:: TEXTE ÉTUDIÉ ::
········
07:36 C'est autre chose que nous sommes en train de vivre et c'est vraiment triste.
07:40 Et je ne sais pas comment préparer nos enfants à ça. Il faut essayer de ne pas leur transmettre notre angoisse à nous déjà.
07:49 Et leur rassurer en leur disant "bon, maintenant on va mettre effectivement la sécurité".
07:56 Il faut des surveillants armés dans l'école, devant les écoles et dans l'école et puis des barrières.
08:04 Mais je ne crois qu'on ne peut pas tout éviter parce que ces gens-là viennent avec des...
08:08 On ne peut pas empêcher un gars avec un couteau de rentrer dans une cour d'école ou devant la cour.
08:13 D'ailleurs ils avaient annoncé il y a quelques temps, je me souviens, il y en a un qui est un de ces connards de djihadistes
08:21 qui avait annoncé "on n'a plus besoin d'armes maintenant".
08:25 - Mais Christiane, vous imaginez vos petits-enfants aller dans une école avec des gardes armés ?
08:31 - Ils n'ont pas besoin de montrer leur arme à la limite. Ils peuvent avoir leur arme dans la poche.
08:39 - En tout cas ce que vous nous dites, Christiane, c'est qu'il faut considérablement renforcer la sécurité.
08:43 Ça c'est le message que l'on entend ce matin.
········
:: DONNÉES FOURNIES ::
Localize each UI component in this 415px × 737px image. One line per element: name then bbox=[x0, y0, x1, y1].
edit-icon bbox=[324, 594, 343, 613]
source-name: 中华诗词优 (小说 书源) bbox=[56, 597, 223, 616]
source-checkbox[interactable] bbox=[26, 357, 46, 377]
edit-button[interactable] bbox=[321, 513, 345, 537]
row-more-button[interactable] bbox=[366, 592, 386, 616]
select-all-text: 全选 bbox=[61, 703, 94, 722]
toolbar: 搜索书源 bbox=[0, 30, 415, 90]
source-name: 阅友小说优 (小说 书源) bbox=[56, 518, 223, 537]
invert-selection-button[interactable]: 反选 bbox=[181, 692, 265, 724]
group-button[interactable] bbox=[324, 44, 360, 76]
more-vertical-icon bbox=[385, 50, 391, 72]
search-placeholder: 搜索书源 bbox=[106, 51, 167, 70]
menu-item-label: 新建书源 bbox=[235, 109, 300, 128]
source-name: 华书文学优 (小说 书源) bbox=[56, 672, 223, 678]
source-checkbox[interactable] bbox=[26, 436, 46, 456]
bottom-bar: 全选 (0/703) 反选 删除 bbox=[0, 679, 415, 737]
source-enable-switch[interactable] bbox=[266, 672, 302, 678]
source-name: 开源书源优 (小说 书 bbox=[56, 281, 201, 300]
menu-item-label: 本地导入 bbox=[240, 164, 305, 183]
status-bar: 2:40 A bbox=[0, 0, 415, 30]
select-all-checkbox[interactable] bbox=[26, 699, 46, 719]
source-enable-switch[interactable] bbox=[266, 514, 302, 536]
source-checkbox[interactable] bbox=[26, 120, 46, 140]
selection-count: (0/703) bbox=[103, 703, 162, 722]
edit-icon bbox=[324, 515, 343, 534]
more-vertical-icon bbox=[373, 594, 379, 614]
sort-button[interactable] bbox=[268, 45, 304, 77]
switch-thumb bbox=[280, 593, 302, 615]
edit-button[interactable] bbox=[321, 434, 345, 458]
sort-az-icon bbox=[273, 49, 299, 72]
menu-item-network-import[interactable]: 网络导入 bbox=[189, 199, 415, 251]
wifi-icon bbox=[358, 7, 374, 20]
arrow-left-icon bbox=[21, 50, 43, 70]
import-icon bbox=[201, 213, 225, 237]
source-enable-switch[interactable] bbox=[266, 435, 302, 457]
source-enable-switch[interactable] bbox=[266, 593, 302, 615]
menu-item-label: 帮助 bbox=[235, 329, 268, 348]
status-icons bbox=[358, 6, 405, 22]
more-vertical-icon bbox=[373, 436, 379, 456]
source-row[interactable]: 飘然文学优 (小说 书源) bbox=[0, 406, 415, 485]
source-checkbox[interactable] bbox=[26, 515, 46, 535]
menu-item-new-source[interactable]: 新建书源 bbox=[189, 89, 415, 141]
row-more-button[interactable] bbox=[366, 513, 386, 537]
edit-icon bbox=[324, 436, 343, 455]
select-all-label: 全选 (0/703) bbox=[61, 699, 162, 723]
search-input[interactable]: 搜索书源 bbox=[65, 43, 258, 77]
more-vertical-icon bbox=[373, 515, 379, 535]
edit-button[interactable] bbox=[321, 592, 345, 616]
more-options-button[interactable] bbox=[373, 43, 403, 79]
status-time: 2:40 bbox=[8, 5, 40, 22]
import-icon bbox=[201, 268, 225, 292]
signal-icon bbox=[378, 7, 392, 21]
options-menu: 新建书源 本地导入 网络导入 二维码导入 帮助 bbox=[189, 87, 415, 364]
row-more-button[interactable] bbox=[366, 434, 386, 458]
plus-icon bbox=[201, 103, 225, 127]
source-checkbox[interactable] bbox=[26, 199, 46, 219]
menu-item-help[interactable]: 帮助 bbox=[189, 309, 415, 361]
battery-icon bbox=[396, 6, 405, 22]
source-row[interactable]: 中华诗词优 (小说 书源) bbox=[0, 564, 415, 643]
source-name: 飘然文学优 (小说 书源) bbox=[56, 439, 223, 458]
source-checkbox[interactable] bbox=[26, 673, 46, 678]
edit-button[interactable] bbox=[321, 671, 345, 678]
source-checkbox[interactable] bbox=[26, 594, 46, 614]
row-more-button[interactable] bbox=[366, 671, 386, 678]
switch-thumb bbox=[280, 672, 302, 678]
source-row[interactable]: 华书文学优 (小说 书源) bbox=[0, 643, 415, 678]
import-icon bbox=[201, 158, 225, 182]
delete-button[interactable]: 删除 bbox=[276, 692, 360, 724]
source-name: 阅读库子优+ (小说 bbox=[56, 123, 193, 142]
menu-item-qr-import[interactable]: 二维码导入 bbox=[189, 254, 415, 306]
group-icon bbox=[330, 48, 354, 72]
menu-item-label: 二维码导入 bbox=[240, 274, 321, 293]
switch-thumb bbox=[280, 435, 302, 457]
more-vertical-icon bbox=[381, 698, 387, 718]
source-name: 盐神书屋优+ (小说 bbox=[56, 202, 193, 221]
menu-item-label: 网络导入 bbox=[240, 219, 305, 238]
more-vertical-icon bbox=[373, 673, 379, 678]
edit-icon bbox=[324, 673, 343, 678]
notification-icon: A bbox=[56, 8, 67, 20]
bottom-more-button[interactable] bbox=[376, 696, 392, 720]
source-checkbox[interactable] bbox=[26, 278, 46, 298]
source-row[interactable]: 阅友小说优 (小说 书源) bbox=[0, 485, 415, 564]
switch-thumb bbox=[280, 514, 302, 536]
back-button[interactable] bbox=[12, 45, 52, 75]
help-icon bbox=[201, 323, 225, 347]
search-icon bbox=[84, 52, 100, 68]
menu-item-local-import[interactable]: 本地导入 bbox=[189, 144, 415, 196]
········
:: QUESTIONS À TRAITER ::
1. D'après le texte étudié, pourquoi Christiane estime-t-elle qu'on ne peut pas tout éviter ? Répondez en une à trois phrases.
2. Relevez toutes les mesures de sécurité que Christiane réclame pour les écoles dans le texte étudié.
3. Dans le texte étudié, recopiez sans rien changer le passage qui commence par « 08:08 On ne » et se termine par « renforcer la sécurité. ».
Appuyez-vous uniquement sur le texte étudié pour répondre.

:: CORRIGÉ ::
1. Selon elle, on ne peut pas empêcher un homme armé d'un couteau d'entrer dans une cour d'école ou de se présenter devant. Elle rappelle aussi qu'un djihadiste avait annoncé « on n'a plus besoin d'armes maintenant ».

2.
- des surveillants armés dans l'école
- des surveillants armés devant les écoles
- des barrières

3.
08:08 On ne peut pas empêcher un gars avec un couteau de rentrer dans une cour d'école ou devant la cour.
08:13 D'ailleurs ils avaient annoncé il y a quelques temps, je me souviens, il y en a un qui est un de ces connards de djihadistes
08:21 qui avait annoncé "on n'a plus besoin d'armes maintenant".
08:25 - Mais Christiane, vous imaginez vos petits-enfants aller dans une école avec des gardes armés ?
08:31 - Ils n'ont pas besoin de montrer leur arme à la limite. Ils peuvent avoir leur arme dans la poche.
08:39 - En tout cas ce que vous nous dites, Christiane, c'est qu'il faut considérablement renforcer la sécurité.